*Written task*. Restate the data word for word and leave the images out.
::: Source material
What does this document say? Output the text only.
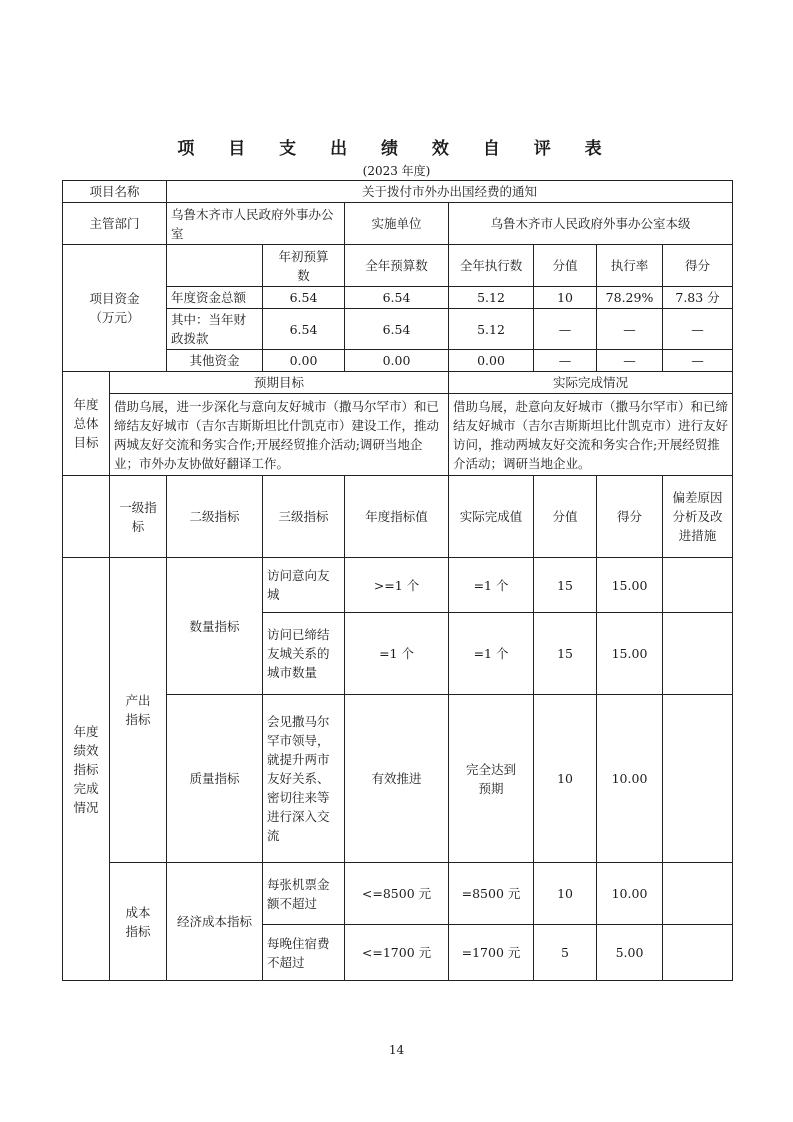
项 目 支 出 绩 效 自 评 表
(2023 年度)
项目名称		关于拨付市外办出国经费的通知						
主管部门		乌鲁木齐市人民政府外事办公室		实施单位	乌鲁木齐市人民政府外事办公室本级			
项目资金（万元）			年初预算数	全年预算数	全年执行数	分值	执行率	得分
		年度资金总额	6.54	6.54	5.12	10	78.29%	7.83 分
		其中：当年财政拨款	6.54	6.54	5.12	—	—	—
		其他资金	0.00	0.00	0.00	—	—	—
年度总体目标	预期目标				实际完成情况			
	借助乌展，进一步深化与意向友好城市（撒马尔罕市）和已缔结友好城市（吉尔吉斯斯坦比什凯克市）建设工作，推动两城友好交流和务实合作;开展经贸推介活动;调研当地企业；市外办友协做好翻译工作。				借助乌展，赴意向友好城市（撒马尔罕市）和已缔结友好城市（吉尔吉斯斯坦比什凯克市）进行友好访问，推动两城友好交流和务实合作;开展经贸推介活动；调研当地企业。			
	一级指标	二级指标	三级指标	年度指标值	实际完成值	分值	得分	偏差原因分析及改进措施
年度绩效指标完成情况	产出指标	数量指标	访问意向友城	>=1 个	=1 个	15	15.00	
			访问已缔结友城关系的城市数量	=1 个	=1 个	15	15.00	
		质量指标	会见撒马尔罕市领导，就提升两市友好关系、密切往来等进行深入交流	有效推进	完全达到预期	10	10.00	
	成本指标	经济成本指标	每张机票金额不超过	<=8500 元	=8500 元	10	10.00	
			每晚住宿费不超过	<=1700 元	=1700 元	5	5.00	
14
::::::
*Exercise solution*.
What does this document say? Output the text only.
项 目 支 出 绩 效 自 评 表
(2023 年度)
项目名称		关于拨付市外办出国经费的通知						
主管部门		乌鲁木齐市人民政府外事办公室		实施单位	乌鲁木齐市人民政府外事办公室本级			
项目资金（万元）			年初预算数	全年预算数	全年执行数	分值	执行率	得分
		年度资金总额	6.54	6.54	5.12	10	78.29%	7.83 分
		其中：当年财政拨款	6.54	6.54	5.12	—	—	—
		其他资金	0.00	0.00	0.00	—	—	—
年度总体目标	预期目标				实际完成情况			
	借助乌展，进一步深化与意向友好城市（撒马尔罕市）和已缔结友好城市（吉尔吉斯斯坦比什凯克市）建设工作，推动两城友好交流和务实合作;开展经贸推介活动;调研当地企业；市外办友协做好翻译工作。				借助乌展，赴意向友好城市（撒马尔罕市）和已缔结友好城市（吉尔吉斯斯坦比什凯克市）进行友好访问，推动两城友好交流和务实合作;开展经贸推介活动；调研当地企业。			
	一级指标	二级指标	三级指标	年度指标值	实际完成值	分值	得分	偏差原因分析及改进措施
年度绩效指标完成情况	产出指标	数量指标	访问意向友城	>=1 个	=1 个	15	15.00	
			访问已缔结友城关系的城市数量	=1 个	=1 个	15	15.00	
		质量指标	会见撒马尔罕市领导，就提升两市友好关系、密切往来等进行深入交流	有效推进	完全达到预期	10	10.00	
	成本指标	经济成本指标	每张机票金额不超过	<=8500 元	=8500 元	10	10.00	
			每晚住宿费不超过	<=1700 元	=1700 元	5	5.00	
14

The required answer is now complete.